Items —
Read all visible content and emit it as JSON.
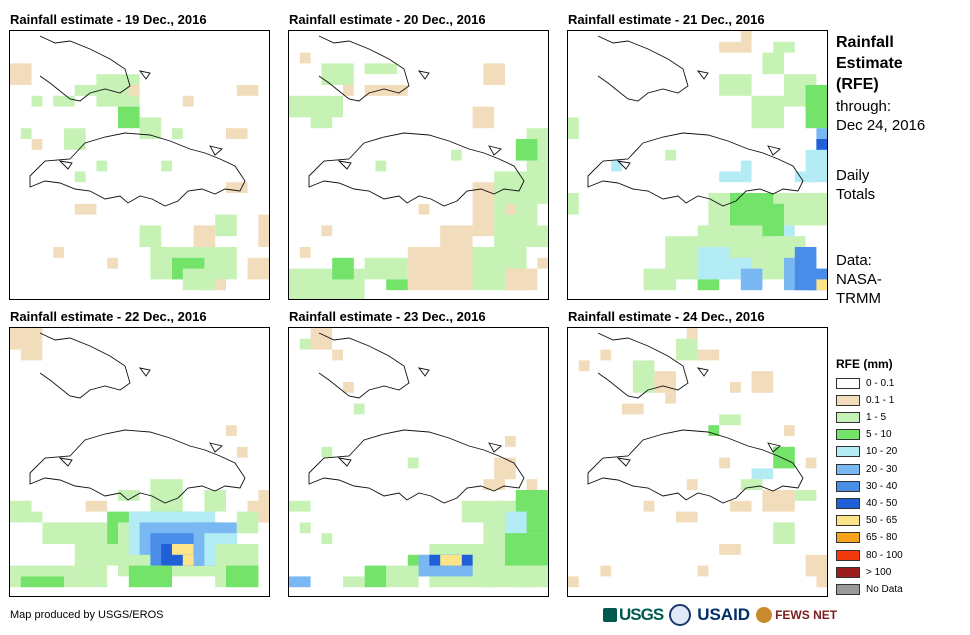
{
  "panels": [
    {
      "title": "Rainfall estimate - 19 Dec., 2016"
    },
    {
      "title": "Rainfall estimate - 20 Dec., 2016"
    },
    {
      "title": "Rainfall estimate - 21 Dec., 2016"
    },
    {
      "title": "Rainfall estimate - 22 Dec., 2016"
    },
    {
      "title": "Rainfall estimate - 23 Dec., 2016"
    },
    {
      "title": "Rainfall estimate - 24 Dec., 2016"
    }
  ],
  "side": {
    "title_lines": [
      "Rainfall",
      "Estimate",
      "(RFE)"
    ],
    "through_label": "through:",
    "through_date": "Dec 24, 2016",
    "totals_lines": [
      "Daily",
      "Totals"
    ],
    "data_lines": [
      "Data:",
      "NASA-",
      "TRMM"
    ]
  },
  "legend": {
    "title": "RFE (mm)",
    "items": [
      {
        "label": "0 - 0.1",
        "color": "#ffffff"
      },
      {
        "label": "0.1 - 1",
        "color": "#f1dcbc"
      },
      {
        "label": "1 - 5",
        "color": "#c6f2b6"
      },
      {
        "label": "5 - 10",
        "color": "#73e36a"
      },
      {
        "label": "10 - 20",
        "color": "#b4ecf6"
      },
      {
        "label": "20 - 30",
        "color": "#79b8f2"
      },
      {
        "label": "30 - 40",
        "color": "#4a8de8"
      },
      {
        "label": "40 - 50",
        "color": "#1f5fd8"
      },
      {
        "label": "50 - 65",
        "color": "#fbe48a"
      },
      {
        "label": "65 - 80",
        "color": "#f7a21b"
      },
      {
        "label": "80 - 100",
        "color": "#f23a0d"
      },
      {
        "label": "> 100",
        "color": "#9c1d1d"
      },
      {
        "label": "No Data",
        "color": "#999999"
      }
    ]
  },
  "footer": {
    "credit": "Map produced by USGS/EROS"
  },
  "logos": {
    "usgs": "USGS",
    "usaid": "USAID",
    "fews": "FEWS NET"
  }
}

Your objective — Copy every record above exactly, leaving out any pictures.

Correct response —
Read all visible content and emit it as JSON.
{
  "panels": [
    {
      "title": "Rainfall estimate - 19 Dec., 2016"
    },
    {
      "title": "Rainfall estimate - 20 Dec., 2016"
    },
    {
      "title": "Rainfall estimate - 21 Dec., 2016"
    },
    {
      "title": "Rainfall estimate - 22 Dec., 2016"
    },
    {
      "title": "Rainfall estimate - 23 Dec., 2016"
    },
    {
      "title": "Rainfall estimate - 24 Dec., 2016"
    }
  ],
  "side": {
    "title_lines": [
      "Rainfall",
      "Estimate",
      "(RFE)"
    ],
    "through_label": "through:",
    "through_date": "Dec 24, 2016",
    "totals_lines": [
      "Daily",
      "Totals"
    ],
    "data_lines": [
      "Data:",
      "NASA-",
      "TRMM"
    ]
  },
  "legend": {
    "title": "RFE (mm)",
    "items": [
      {
        "label": "0 - 0.1",
        "color": "#ffffff"
      },
      {
        "label": "0.1 - 1",
        "color": "#f1dcbc"
      },
      {
        "label": "1 - 5",
        "color": "#c6f2b6"
      },
      {
        "label": "5 - 10",
        "color": "#73e36a"
      },
      {
        "label": "10 - 20",
        "color": "#b4ecf6"
      },
      {
        "label": "20 - 30",
        "color": "#79b8f2"
      },
      {
        "label": "30 - 40",
        "color": "#4a8de8"
      },
      {
        "label": "40 - 50",
        "color": "#1f5fd8"
      },
      {
        "label": "50 - 65",
        "color": "#fbe48a"
      },
      {
        "label": "65 - 80",
        "color": "#f7a21b"
      },
      {
        "label": "80 - 100",
        "color": "#f23a0d"
      },
      {
        "label": "> 100",
        "color": "#9c1d1d"
      },
      {
        "label": "No Data",
        "color": "#999999"
      }
    ]
  },
  "footer": {
    "credit": "Map produced by USGS/EROS"
  },
  "logos": {
    "usgs": "USGS",
    "usaid": "USAID",
    "fews": "FEWS NET"
  }
}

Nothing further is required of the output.